BEGIN

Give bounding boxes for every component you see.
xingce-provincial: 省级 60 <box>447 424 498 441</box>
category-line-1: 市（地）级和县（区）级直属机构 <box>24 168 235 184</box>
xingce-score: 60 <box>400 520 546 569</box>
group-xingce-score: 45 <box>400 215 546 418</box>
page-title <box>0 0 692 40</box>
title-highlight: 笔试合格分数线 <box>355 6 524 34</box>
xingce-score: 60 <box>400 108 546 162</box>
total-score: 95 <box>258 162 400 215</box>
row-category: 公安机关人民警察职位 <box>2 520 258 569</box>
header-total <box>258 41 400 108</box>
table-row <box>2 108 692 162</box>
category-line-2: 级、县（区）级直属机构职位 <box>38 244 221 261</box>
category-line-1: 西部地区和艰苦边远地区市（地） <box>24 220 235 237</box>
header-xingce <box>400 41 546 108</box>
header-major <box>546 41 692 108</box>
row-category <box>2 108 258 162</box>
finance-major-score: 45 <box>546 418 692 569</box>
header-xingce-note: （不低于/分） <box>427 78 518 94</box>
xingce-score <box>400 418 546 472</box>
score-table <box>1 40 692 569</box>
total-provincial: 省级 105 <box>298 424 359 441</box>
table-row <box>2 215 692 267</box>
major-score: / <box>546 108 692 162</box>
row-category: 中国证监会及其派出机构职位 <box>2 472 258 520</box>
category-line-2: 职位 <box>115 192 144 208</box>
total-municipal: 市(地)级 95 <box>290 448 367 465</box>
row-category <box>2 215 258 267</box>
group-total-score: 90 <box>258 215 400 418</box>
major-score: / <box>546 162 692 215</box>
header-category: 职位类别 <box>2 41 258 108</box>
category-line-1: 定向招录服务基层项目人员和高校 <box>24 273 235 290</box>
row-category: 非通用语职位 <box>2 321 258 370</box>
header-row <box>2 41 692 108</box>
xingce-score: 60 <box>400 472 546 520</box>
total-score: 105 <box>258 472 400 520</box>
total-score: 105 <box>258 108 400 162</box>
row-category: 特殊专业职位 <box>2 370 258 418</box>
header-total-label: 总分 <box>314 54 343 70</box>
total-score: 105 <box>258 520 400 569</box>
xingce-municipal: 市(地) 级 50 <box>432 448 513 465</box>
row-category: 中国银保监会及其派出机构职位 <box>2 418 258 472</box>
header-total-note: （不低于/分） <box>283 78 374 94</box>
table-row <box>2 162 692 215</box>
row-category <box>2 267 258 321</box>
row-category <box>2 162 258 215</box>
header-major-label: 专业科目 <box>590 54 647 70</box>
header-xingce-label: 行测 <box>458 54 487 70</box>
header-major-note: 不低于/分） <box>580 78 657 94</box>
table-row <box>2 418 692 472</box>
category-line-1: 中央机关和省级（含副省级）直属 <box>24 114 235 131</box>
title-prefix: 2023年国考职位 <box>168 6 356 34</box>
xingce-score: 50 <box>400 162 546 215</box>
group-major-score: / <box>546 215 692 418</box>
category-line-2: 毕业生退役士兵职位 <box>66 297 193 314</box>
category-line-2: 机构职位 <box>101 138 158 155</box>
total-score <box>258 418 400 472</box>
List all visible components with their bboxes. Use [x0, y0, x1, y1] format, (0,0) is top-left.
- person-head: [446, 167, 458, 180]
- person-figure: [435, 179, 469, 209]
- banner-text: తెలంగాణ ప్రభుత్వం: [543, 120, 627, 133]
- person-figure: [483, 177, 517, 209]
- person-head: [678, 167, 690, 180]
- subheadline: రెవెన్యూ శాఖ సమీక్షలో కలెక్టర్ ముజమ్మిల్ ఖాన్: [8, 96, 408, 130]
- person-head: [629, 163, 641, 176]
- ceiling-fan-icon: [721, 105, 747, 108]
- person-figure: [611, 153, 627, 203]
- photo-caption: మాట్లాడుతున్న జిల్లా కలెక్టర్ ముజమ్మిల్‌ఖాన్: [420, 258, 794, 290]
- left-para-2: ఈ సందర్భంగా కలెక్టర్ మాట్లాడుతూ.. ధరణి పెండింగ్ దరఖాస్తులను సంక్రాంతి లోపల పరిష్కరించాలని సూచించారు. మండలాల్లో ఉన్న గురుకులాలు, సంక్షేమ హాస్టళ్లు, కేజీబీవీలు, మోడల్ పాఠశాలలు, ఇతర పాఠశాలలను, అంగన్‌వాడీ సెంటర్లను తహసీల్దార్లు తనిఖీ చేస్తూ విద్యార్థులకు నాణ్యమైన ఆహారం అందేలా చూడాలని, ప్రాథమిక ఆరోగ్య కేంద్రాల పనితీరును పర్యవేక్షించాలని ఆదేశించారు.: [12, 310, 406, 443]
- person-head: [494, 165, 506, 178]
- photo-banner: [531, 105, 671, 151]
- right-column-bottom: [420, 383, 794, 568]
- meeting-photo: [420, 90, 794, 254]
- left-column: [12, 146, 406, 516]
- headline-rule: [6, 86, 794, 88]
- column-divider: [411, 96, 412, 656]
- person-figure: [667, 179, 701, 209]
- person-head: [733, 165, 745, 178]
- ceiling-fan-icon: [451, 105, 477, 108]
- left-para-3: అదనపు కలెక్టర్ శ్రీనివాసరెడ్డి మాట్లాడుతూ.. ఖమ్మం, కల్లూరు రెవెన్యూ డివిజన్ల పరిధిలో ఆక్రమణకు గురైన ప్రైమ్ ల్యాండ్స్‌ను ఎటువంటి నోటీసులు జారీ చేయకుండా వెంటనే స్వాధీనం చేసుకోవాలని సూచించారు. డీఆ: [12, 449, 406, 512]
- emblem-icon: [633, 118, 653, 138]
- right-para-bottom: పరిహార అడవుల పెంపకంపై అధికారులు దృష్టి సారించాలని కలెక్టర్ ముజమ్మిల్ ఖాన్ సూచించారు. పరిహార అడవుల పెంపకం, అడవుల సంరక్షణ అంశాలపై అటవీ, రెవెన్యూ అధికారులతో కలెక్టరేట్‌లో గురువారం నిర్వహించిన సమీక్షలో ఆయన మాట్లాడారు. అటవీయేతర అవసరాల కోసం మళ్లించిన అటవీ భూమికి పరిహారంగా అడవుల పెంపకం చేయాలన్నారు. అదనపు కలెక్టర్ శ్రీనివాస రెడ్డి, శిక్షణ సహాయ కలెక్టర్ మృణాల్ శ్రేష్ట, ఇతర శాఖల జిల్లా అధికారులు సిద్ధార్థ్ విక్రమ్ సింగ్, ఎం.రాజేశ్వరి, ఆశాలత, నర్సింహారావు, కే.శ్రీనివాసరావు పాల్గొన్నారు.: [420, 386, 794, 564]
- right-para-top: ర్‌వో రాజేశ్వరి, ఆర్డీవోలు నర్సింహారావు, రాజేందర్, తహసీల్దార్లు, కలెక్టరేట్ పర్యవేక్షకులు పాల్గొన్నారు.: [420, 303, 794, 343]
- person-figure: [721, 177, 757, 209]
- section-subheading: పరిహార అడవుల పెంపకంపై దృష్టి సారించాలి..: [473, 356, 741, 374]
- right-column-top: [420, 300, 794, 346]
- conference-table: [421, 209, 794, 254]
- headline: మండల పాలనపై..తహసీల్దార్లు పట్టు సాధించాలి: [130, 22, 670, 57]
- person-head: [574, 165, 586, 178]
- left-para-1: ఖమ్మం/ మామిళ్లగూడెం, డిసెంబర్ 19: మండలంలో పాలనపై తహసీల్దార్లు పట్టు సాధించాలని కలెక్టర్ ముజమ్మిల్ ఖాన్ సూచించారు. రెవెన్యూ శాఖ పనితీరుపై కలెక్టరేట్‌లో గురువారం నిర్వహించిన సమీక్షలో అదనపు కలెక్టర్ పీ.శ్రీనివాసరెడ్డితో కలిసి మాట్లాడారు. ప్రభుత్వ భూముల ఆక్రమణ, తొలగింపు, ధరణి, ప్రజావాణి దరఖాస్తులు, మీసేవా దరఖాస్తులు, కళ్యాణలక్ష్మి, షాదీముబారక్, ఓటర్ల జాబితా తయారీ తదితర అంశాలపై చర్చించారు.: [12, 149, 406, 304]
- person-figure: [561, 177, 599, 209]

END

GOAL. Print the lines of the records character for character, starting at the first line and ending at the line that contains "title-highlight: 笔试合格分数线 <box>355", with both of those lines included.

SOLUTION TO THE EXERCISE.
Give bounding boxes for every component you see.
xingce-provincial: 省级 60 <box>447 424 498 441</box>
category-line-1: 市（地）级和县（区）级直属机构 <box>24 168 235 184</box>
xingce-score: 60 <box>400 520 546 569</box>
group-xingce-score: 45 <box>400 215 546 418</box>
page-title <box>0 0 692 40</box>
title-highlight: 笔试合格分数线 <box>355 6 524 34</box>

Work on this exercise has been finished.